[Extracted records]:
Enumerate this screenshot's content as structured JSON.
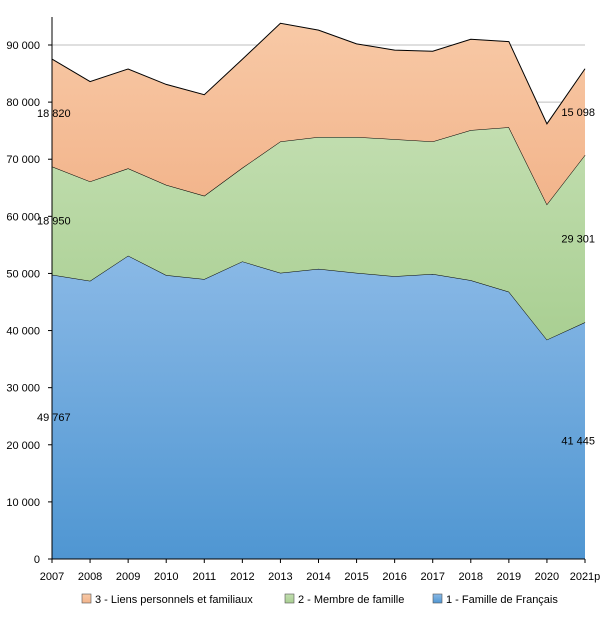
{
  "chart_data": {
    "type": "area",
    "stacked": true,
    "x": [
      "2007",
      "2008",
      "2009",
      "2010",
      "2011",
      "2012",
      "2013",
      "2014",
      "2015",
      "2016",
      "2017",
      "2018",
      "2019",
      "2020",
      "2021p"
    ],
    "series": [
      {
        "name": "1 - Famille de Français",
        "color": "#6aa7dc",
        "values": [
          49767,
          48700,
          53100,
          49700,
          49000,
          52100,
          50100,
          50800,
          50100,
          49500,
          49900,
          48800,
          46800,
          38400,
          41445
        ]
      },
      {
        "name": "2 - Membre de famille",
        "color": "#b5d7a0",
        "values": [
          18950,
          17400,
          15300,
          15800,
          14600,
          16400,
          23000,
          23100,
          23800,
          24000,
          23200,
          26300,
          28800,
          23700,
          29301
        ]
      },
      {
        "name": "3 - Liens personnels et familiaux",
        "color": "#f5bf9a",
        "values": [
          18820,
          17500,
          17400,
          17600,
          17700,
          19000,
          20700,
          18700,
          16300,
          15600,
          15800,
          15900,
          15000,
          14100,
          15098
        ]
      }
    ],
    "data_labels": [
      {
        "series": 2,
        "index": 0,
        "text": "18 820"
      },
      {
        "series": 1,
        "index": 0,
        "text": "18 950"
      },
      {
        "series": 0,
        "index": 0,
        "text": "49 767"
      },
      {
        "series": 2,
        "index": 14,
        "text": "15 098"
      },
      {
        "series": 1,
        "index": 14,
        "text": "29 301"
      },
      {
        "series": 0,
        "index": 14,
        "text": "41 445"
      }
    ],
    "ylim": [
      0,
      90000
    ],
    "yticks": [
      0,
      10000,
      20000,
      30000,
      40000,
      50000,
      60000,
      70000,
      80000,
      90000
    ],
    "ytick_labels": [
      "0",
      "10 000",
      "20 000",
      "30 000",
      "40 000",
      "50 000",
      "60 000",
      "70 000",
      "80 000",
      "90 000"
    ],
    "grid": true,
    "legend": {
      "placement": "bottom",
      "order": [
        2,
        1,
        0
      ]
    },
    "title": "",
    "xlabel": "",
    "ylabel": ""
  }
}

[Exercise aim]: Copy every line of the entries above in which "color" occurs.

[The completed task]:
        "color": "#6aa7dc",
        "color": "#b5d7a0",
        "color": "#f5bf9a",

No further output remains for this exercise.